**WHAT THIS TASK INVOLVES:**
Select all lines with the string "Years" in them, and copy those lines.

**INPUT ROWS:**
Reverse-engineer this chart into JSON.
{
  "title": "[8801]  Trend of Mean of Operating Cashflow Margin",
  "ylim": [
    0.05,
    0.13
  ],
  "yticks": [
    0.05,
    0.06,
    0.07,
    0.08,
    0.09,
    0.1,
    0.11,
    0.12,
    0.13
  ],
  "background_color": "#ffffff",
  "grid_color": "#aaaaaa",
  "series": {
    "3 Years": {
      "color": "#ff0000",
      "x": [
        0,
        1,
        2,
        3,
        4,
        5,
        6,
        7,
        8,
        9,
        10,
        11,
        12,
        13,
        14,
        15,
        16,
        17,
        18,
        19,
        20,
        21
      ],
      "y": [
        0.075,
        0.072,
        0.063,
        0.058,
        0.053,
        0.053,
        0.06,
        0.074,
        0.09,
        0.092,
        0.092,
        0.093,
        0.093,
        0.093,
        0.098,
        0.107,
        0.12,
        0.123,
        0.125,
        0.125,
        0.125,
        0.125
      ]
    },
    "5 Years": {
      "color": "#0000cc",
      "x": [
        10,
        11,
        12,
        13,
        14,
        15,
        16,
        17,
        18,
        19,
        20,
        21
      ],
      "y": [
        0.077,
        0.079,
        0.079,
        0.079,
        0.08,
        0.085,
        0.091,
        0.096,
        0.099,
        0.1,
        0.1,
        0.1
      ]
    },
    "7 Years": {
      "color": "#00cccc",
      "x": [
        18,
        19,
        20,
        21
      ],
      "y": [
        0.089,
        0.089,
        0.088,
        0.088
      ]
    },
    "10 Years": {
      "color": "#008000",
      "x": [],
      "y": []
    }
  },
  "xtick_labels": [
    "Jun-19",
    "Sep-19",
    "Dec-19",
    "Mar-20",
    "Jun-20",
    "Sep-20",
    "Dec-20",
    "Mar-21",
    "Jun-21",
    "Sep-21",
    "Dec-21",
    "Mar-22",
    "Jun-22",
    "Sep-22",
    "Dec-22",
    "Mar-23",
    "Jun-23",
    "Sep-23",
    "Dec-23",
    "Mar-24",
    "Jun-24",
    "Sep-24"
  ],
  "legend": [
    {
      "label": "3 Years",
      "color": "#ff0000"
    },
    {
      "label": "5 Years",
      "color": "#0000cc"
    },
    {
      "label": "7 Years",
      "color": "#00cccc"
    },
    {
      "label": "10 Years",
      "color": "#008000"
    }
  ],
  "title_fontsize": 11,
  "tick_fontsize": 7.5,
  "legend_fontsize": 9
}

**TASK RESPONSE:**
    "3 Years": {
    "5 Years": {
    "7 Years": {
    "10 Years": {
      "label": "3 Years",
      "label": "5 Years",
      "label": "7 Years",
      "label": "10 Years",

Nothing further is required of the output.